### SOURCE PASSAGE

▼

The movie palace itself was far more than just a theatre. The splendour of its architecture and the 'touch of class' lent by the ubiquitous ushers evoked a high-class fantasyland. Adolph Zukor soon caught on to Roxy's innovations and swooped in to purchase a string of movie palace theatres, thus gaining control of a fully integrated system of motion picture production, distribution, and exhibition.
Roxy was never able to sustain his economic enterprise and sold out. Chicago's Balaban & Katz, however, developed an economic system for making millions of dollars from their movie palace empire and, in the period immediately after the First World War, pioneering exhibitors took their cue for maximizing profits from the extraordinary success of this Chicago corporation, Indeed, Adolph Zukor approached Balaban & Katz and the two operations merged and created Paramount Pictures in 1925, marking the true affirmation of the Hollywood studio system in its three-part strategy of domination.

▲

### DATASET CONTENT
▼

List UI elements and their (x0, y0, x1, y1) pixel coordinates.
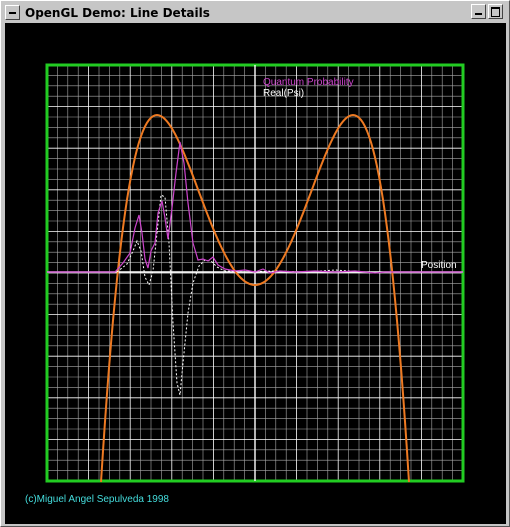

▲

### TASK SET
• a. Quote the passage on movie palaces from "The movie palace" up to and including "distribution, and exhibition.".
• b. Continue the passage on movie palaces and the Hollywood studio system from where it stops.

### OUTPUTS BY TASK
• a.
The movie palace itself was far more than just a theatre. The splendour of its architecture and the 'touch of class' lent by the ubiquitous ushers evoked a high-class fantasyland. Adolph Zukor soon caught on to Roxy's innovations and swooped in to purchase a string of movie palace theatres, thus gaining control of a fully integrated system of motion picture production, distribution, and exhibition.

• b.
The architecture of the movie palace insulated the public from the outside world and provided an opulent stage for the entertainment. The Chicago architectural firm headed by the brothers George and C. W. Rapp designed the new-style theatres by mixing design elements from nearly all past eras and contemporaneous locales, among them classic French and Spanish designs and contemporary art deco renderings. Film-goers soon came to expect triumphal arches, monumental staircases, and grand, column-lined lobbies (inspired by the Hall of Mirrors in Versailles). Façades were equally dramatic.
Strong vertical lines were accentuated by ascending pilasters, windows, and towers, sweeping high above the tiny adjacent shop-fronts. The actual theatre building was made from a rigid, steel shell, on which plaster-made decorations hung in brilliant purples, golds, azures, and crimsons. Massive steel trusses supported thousands of people in one or two balconies.
Outside, colossal electric signs could be seen for miles. The upright signs towered several storeys high, flashing forth their messages in several colours. Behind them, stained-glass windows reflected the lights into the lobby, evoking an ecclesiastical atmosphere and linking the theatre to the traditional, respected institutional architecture of the past.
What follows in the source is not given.